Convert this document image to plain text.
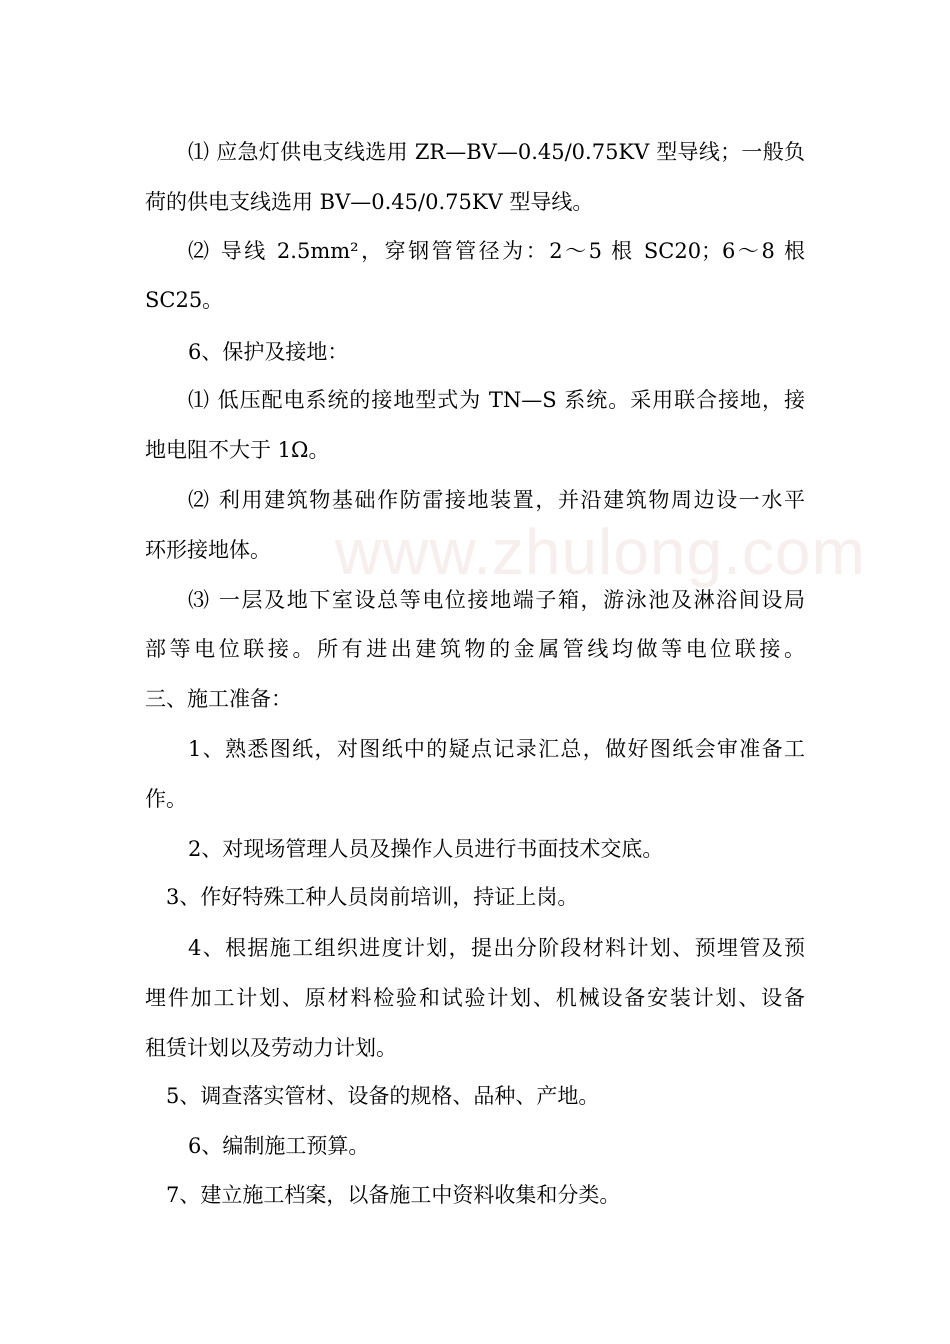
www.zhulong.com
⑴ 应急灯供电支线选用 ZR—BV—0.45/0.75KV 型导线；一般负
荷的供电支线选用 BV—0.45/0.75KV 型导线。
⑵ 导线 2.5mm²，穿钢管管径为：2～5 根 SC20；6～8 根
SC25。
6、保护及接地：
⑴ 低压配电系统的接地型式为 TN—S 系统。采用联合接地，接
地电阻不大于 1Ω。
⑵ 利用建筑物基础作防雷接地装置，并沿建筑物周边设一水平
环形接地体。
⑶ 一层及地下室设总等电位接地端子箱，游泳池及淋浴间设局
部等电位联接。所有进出建筑物的金属管线均做等电位联接。
三、施工准备：
1、熟悉图纸，对图纸中的疑点记录汇总，做好图纸会审准备工
作。
2、对现场管理人员及操作人员进行书面技术交底。
3、作好特殊工种人员岗前培训，持证上岗。
4、根据施工组织进度计划，提出分阶段材料计划、预埋管及预
埋件加工计划、原材料检验和试验计划、机械设备安装计划、设备
租赁计划以及劳动力计划。
5、调查落实管材、设备的规格、品种、产地。
6、编制施工预算。
7、建立施工档案，以备施工中资料收集和分类。
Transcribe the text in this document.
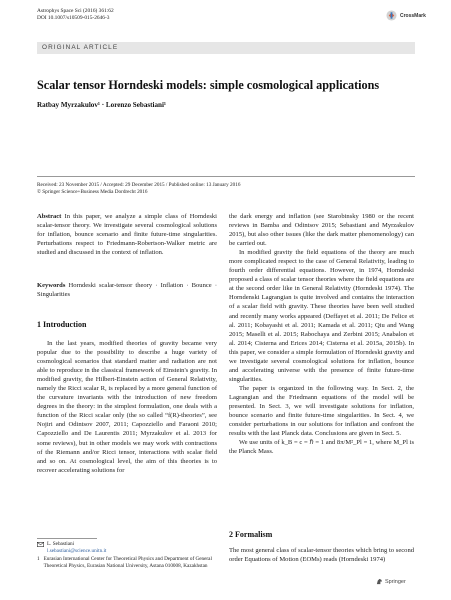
Astrophys Space Sci (2016) 361:62
DOI 10.1007/s10509-015-2646-3	CrossMark
ORIGINAL ARTICLE
Scalar tensor Horndeski models: simple cosmological applications
Ratbay Myrzakulov¹ · Lorenzo Sebastiani¹
Received: 23 November 2015 / Accepted: 29 December 2015 / Published online: 13 January 2016
© Springer Science+Business Media Dordrecht 2016

Abstract In this paper, we analyze a simple class of Horndeski scalar-tensor theory. We investigate several cosmological solutions for inflation, bounce scenario and finite future-time singularities. Perturbations respect to Friedmann-Robertson-Walker metric are studied and discussed in the context of inflation.

Keywords Horndeski scalar-tensor theory · Inflation · Bounce · Singularities

1 Introduction

In the last years, modified theories of gravity became very popular due to the possibility to describe a huge variety of cosmological scenarios that standard matter and radiation are not able to reproduce in the classical framework of Einstein's gravity. In modified gravity, the Hilbert-Einstein action of General Relativity, namely the Ricci scalar R, is replaced by a more general function of the curvature invariants with the introduction of new freedom degrees in the theory: in the simplest formulation, one deals with a function of the Ricci scalar only (the so called “f(R)-theories”, see Nojiri and Odintsov 2007, 2011; Capozziello and Faraoni 2010; Capozziello and De Laurentis 2011; Myrzakulov et al. 2013 for some reviews), but in other models we may work with contractions of the Riemann and/or Ricci tensor, interactions with scalar field and so on. At cosmological level, the aim of this theories is to recover accelerating solutions for

L. Sebastiani
l.sebastiani@science.unitn.it
1 Eurasian International Center for Theoretical Physics and Department of General Theoretical Physics, Eurasian National University, Astana 010008, Kazakhstan

the dark energy and inflation (see Starobinsky 1980 or the recent reviews in Bamba and Odintsov 2015; Sebastiani and Myrzakulov 2015), but also other issues (like the dark matter phenomenology) can be carried out.

In modified gravity the field equations of the theory are much more complicated respect to the case of General Relativity, leading to fourth order differential equations. However, in 1974, Horndeski proposed a class of scalar tensor theories where the field equations are at the second order like in General Relativity (Horndeski 1974). The Horndenski Lagrangian is quite involved and contains the interaction of a scalar field with gravity. These theories have been well studied and recently many works appeared (Deffayet et al. 2011; De Felice et al. 2011; Kobayashi et al. 2011; Kamada et al. 2011; Qiu and Wang 2015; Maselli et al. 2015; Rabochaya and Zerbini 2015; Anabalon et al. 2014; Cisterna and Erices 2014; Cisterna et al. 2015a, 2015b). In this paper, we consider a simple formulation of Horndeski gravity and we investigate several cosmological solutions for inflation, bounce and accelerating universe with the presence of finite future-time singularities.

The paper is organized in the following way. In Sect. 2, the Lagrangian and the Friedmann equations of the model will be presented. In Sect. 3, we will investigate solutions for inflation, bounce scenario and finite future-time singularities. In Sect. 4, we consider perturbations in our solutions for inflation and confront the results with the last Planck data. Conclusions are given in Sect. 5.

We use units of k_B = c = ℏ = 1 and 8π/M²_Pl = 1, where M_Pl is the Planck Mass.

2 Formalism

The most general class of scalar-tensor theories which bring to second order Equations of Motion (EOMs) reads (Horndeski 1974)

Springer
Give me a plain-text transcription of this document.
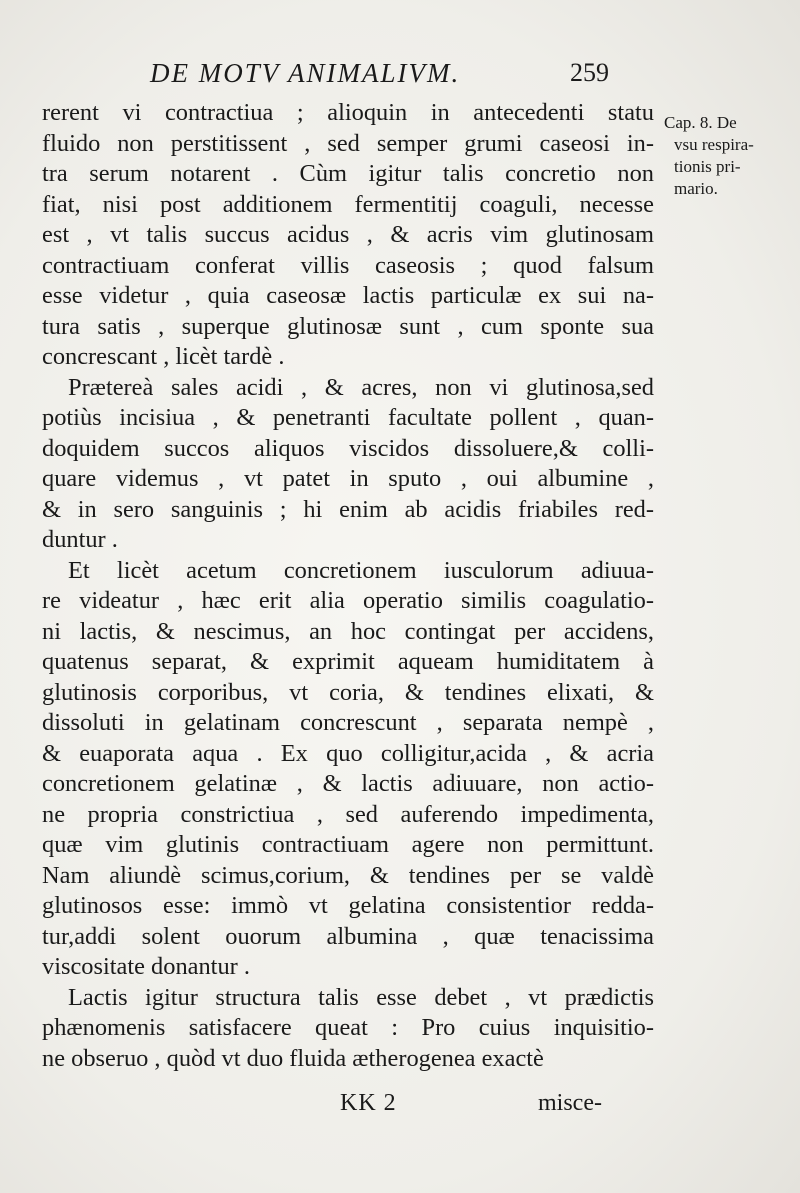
DE MOTV ANIMALIVM.	259
rerent vi contractiua ; alioquin in antecedenti statu
fluido non perstitissent , sed semper grumi caseosi in-
tra serum notarent . Cùm igitur talis concretio non
fiat, nisi post additionem fermentitij coaguli, necesse
est , vt talis succus acidus , & acris vim glutinosam
contractiuam conferat villis caseosis ; quod falsum
esse videtur , quia caseosæ lactis particulæ ex sui na-
tura satis , superque glutinosæ sunt , cum sponte sua
concrescant , licèt tardè .
Prætereà sales acidi , & acres, non vi glutinosa,sed
potiùs incisiua , & penetranti facultate pollent , quan-
doquidem succos aliquos viscidos dissoluere,& colli-
quare videmus , vt patet in sputo , oui albumine ,
& in sero sanguinis ; hi enim ab acidis friabiles red-
duntur .
Et licèt acetum concretionem iusculorum adiuua-
re videatur , hæc erit alia operatio similis coagulatio-
ni lactis, & nescimus, an hoc contingat per accidens,
quatenus separat, & exprimit aqueam humiditatem à
glutinosis corporibus, vt coria, & tendines elixati, &
dissoluti in gelatinam concrescunt , separata nempè ,
& euaporata aqua . Ex quo colligitur,acida , & acria
concretionem gelatinæ , & lactis adiuuare, non actio-
ne propria constrictiua , sed auferendo impedimenta,
quæ vim glutinis contractiuam agere non permittunt.
Nam aliundè scimus,corium, & tendines per se valdè
glutinosos esse: immò vt gelatina consistentior redda-
tur,addi solent ouorum albumina , quæ tenacissima
viscositate donantur .
Lactis igitur structura talis esse debet , vt prædictis
phænomenis satisfacere queat : Pro cuius inquisitio-
ne obseruo , quòd vt duo fluida ætherogenea exactè
Cap. 8. De
vsu respira-
tionis pri-
mario.
KK 2	misce-
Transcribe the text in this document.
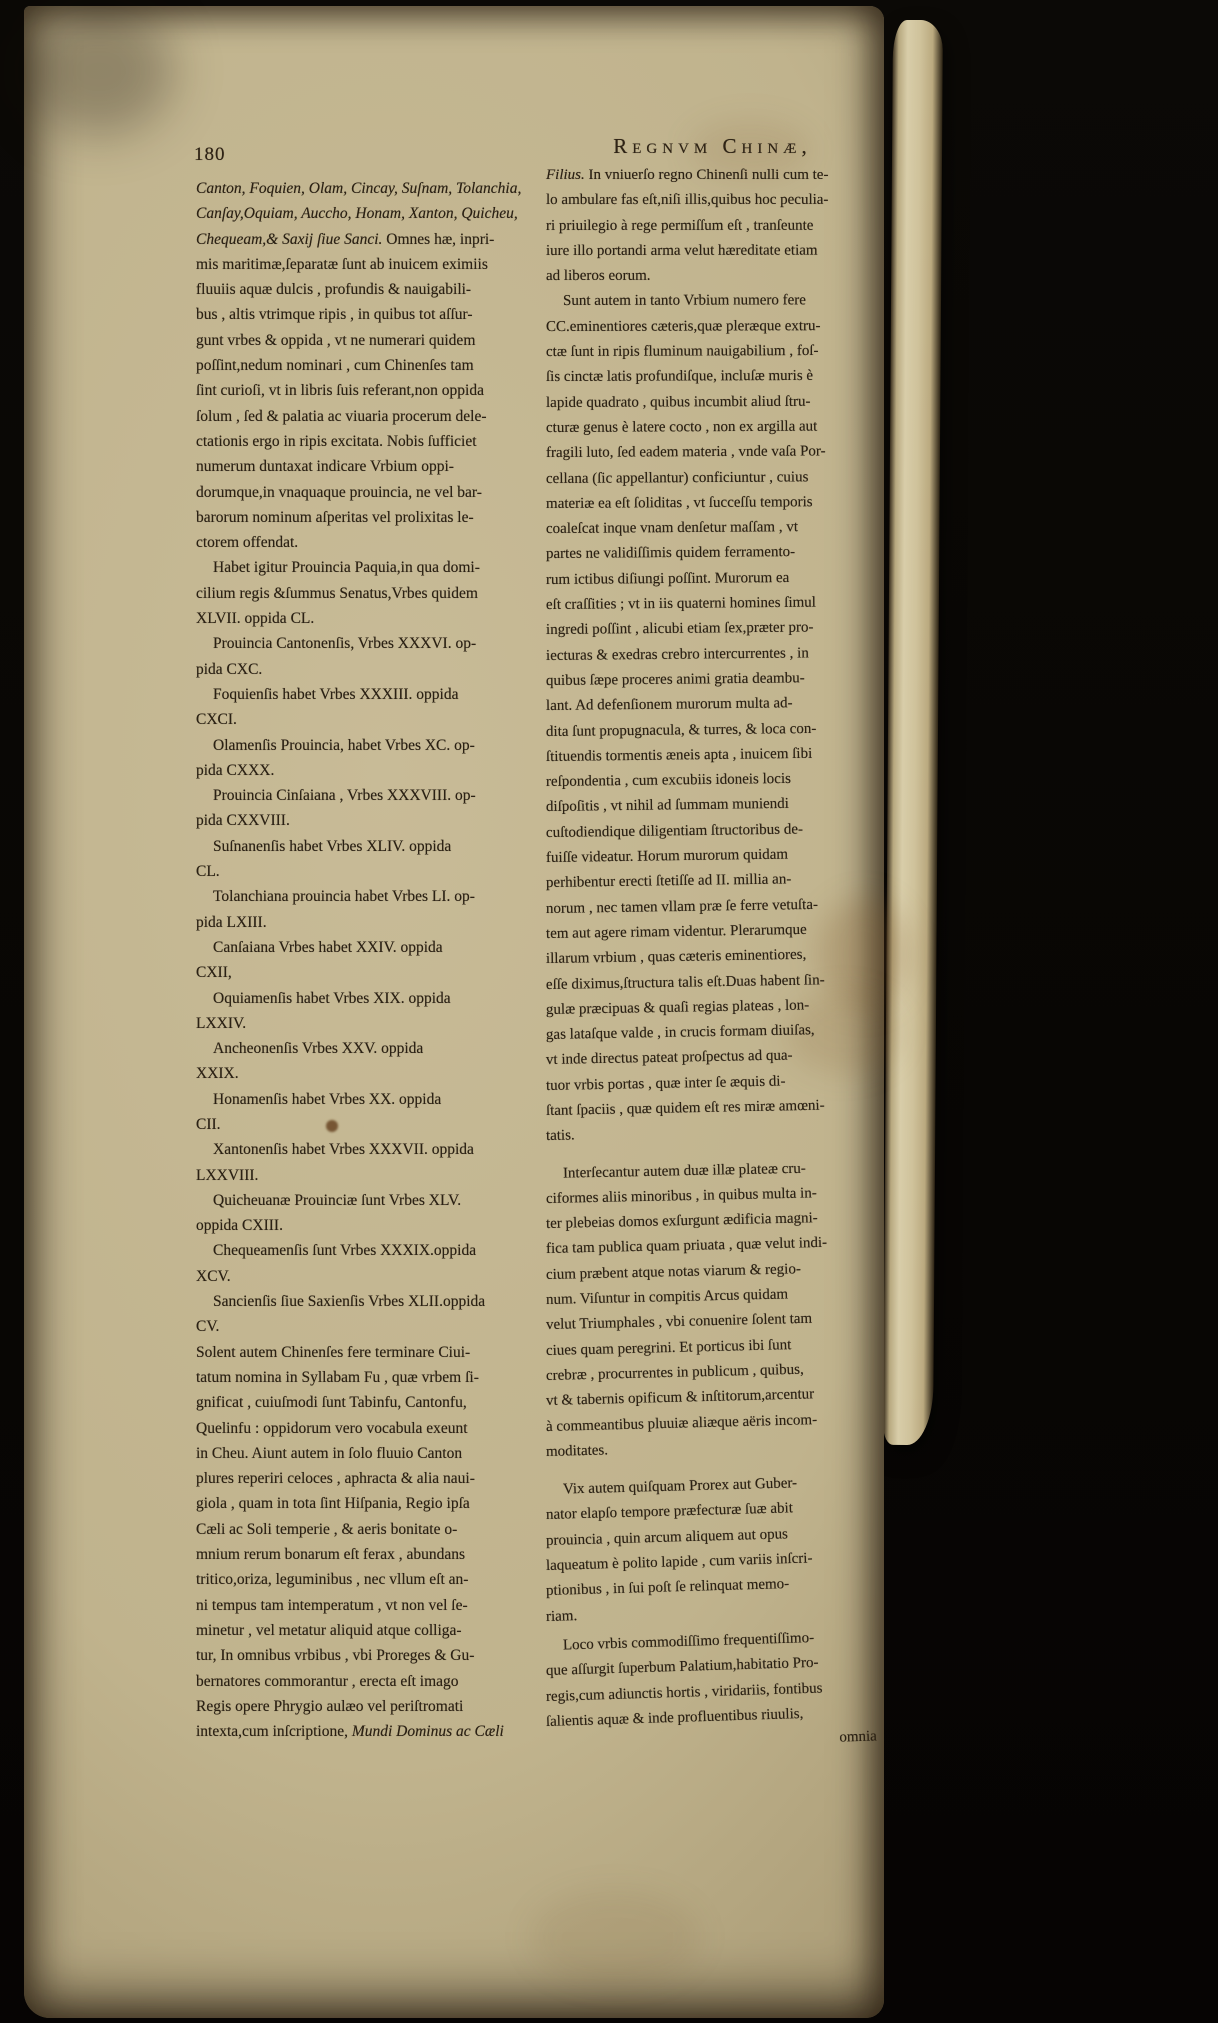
180	Regnvm Chinæ,
Canton, Foquien, Olam, Cincay, Suſnam, Tolanchia,
Canſay,Oquiam, Auccho, Honam, Xanton, Quicheu,
Chequeam,& Saxij ſiue Sanci. Omnes hæ, inpri-
mis maritimæ,ſeparatæ ſunt ab inuicem eximiis
fluuiis aquæ dulcis , profundis & nauigabili-
bus , altis vtrimque ripis , in quibus tot aſſur-
gunt vrbes & oppida , vt ne numerari quidem
poſſint,nedum nominari , cum Chinenſes tam
ſint curioſi, vt in libris ſuis referant,non oppida
ſolum , ſed & palatia ac viuaria procerum dele-
ctationis ergo in ripis excitata. Nobis ſufficiet
numerum duntaxat indicare Vrbium oppi-
dorumque,in vnaquaque prouincia, ne vel bar-
barorum nominum aſperitas vel prolixitas le-
ctorem offendat.
Habet igitur Prouincia Paquia,in qua domi-
cilium regis &ſummus Senatus,Vrbes quidem
XLVII. oppida CL.
Prouincia Cantonenſis, Vrbes XXXVI. op-
pida CXC.
Foquienſis habet Vrbes XXXIII. oppida
CXCI.
Olamenſis Prouincia, habet Vrbes XC. op-
pida CXXX.
Prouincia Cinſaiana , Vrbes XXXVIII. op-
pida CXXVIII.
Suſnanenſis habet Vrbes XLIV. oppida
CL.
Tolanchiana prouincia habet Vrbes LI. op-
pida LXIII.
Canſaiana Vrbes habet XXIV. oppida
CXII,
Oquiamenſis habet Vrbes XIX. oppida
LXXIV.
Ancheonenſis Vrbes XXV. oppida
XXIX.
Honamenſis habet Vrbes XX. oppida
CII.
Xantonenſis habet Vrbes XXXVII. oppida
LXXVIII.
Quicheuanæ Prouinciæ ſunt Vrbes XLV.
oppida CXIII.
Chequeamenſis ſunt Vrbes XXXIX.oppida
XCV.
Sancienſis ſiue Saxienſis Vrbes XLII.oppida
CV.
Solent autem Chinenſes fere terminare Ciui-
tatum nomina in Syllabam Fu , quæ vrbem ſi-
gnificat , cuiuſmodi ſunt Tabinfu, Cantonfu,
Quelinfu : oppidorum vero vocabula exeunt
in Cheu. Aiunt autem in ſolo fluuio Canton
plures reperiri celoces , aphracta & alia naui-
giola , quam in tota ſint Hiſpania, Regio ipſa
Cæli ac Soli temperie , & aeris bonitate o-
mnium rerum bonarum eſt ferax , abundans
tritico,oriza, leguminibus , nec vllum eſt an-
ni tempus tam intemperatum , vt non vel ſe-
minetur , vel metatur aliquid atque colliga-
tur, In omnibus vrbibus , vbi Proreges & Gu-
bernatores commorantur , erecta eſt imago
Regis opere Phrygio aulæo vel periſtromati
intexta,cum inſcriptione, Mundi Dominus ac Cæli
Filius. In vniuerſo regno Chinenſi nulli cum te-
lo ambulare fas eſt,niſi illis,quibus hoc peculia-
ri priuilegio à rege permiſſum eſt , tranſeunte
iure illo portandi arma velut hæreditate etiam
ad liberos eorum.
Sunt autem in tanto Vrbium numero fere
CC.eminentiores cæteris,quæ pleræque extru-
ctæ ſunt in ripis fluminum nauigabilium , foſ-
ſis cinctæ latis profundiſque, incluſæ muris è
lapide quadrato , quibus incumbit aliud ſtru-
cturæ genus è latere cocto , non ex argilla aut
fragili luto, ſed eadem materia , vnde vaſa Por-
cellana (ſic appellantur) conficiuntur , cuius
materiæ ea eſt ſoliditas , vt ſucceſſu temporis
coaleſcat inque vnam denſetur maſſam , vt
partes ne validiſſimis quidem ferramento-
rum ictibus diſiungi poſſint. Murorum ea
eſt craſſities ; vt in iis quaterni homines ſimul
ingredi poſſint , alicubi etiam ſex,præter pro-
iecturas & exedras crebro intercurrentes , in
quibus ſæpe proceres animi gratia deambu-
lant. Ad defenſionem murorum multa ad-
dita ſunt propugnacula, & turres, & loca con-
ſtituendis tormentis æneis apta , inuicem ſibi
reſpondentia , cum excubiis idoneis locis
diſpoſitis , vt nihil ad ſummam muniendi
cuſtodiendique diligentiam ſtructoribus de-
fuiſſe videatur. Horum murorum quidam
perhibentur erecti ſtetiſſe ad II. millia an-
norum , nec tamen vllam præ ſe ferre vetuſta-
tem aut agere rimam videntur. Plerarumque
illarum vrbium , quas cæteris eminentiores,
eſſe diximus,ſtructura talis eſt.Duas habent ſin-
gulæ præcipuas & quaſi regias plateas , lon-
gas lataſque valde , in crucis formam diuiſas,
vt inde directus pateat proſpectus ad qua-
tuor vrbis portas , quæ inter ſe æquis di-
ſtant ſpaciis , quæ quidem eſt res miræ amœni-
tatis.
Interſecantur autem duæ illæ plateæ cru-
ciformes aliis minoribus , in quibus multa in-
ter plebeias domos exſurgunt ædificia magni-
fica tam publica quam priuata , quæ velut indi-
cium præbent atque notas viarum & regio-
num. Viſuntur in compitis Arcus quidam
velut Triumphales , vbi conuenire ſolent tam
ciues quam peregrini. Et porticus ibi ſunt
crebræ , procurrentes in publicum , quibus,
vt & tabernis opificum & inſtitorum,arcentur
à commeantibus pluuiæ aliæque aëris incom-
moditates.
Vix autem quiſquam Prorex aut Guber-
nator elapſo tempore præfecturæ ſuæ abit
prouincia , quin arcum aliquem aut opus
laqueatum è polito lapide , cum variis inſcri-
ptionibus , in ſui poſt ſe relinquat memo-
riam.
Loco vrbis commodiſſimo frequentiſſimo-
que aſſurgit ſuperbum Palatium,habitatio Pro-
regis,cum adiunctis hortis , viridariis, fontibus
ſalientis aquæ & inde profluentibus riuulis,
omnia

» Direction:
Gather every line from the listing above in which the word "contractiuam" appears.

» Written solution:
contractiuam conferat villis caseosis ; quod falsum
quæ vim glutinis contractiuam agere non permittunt.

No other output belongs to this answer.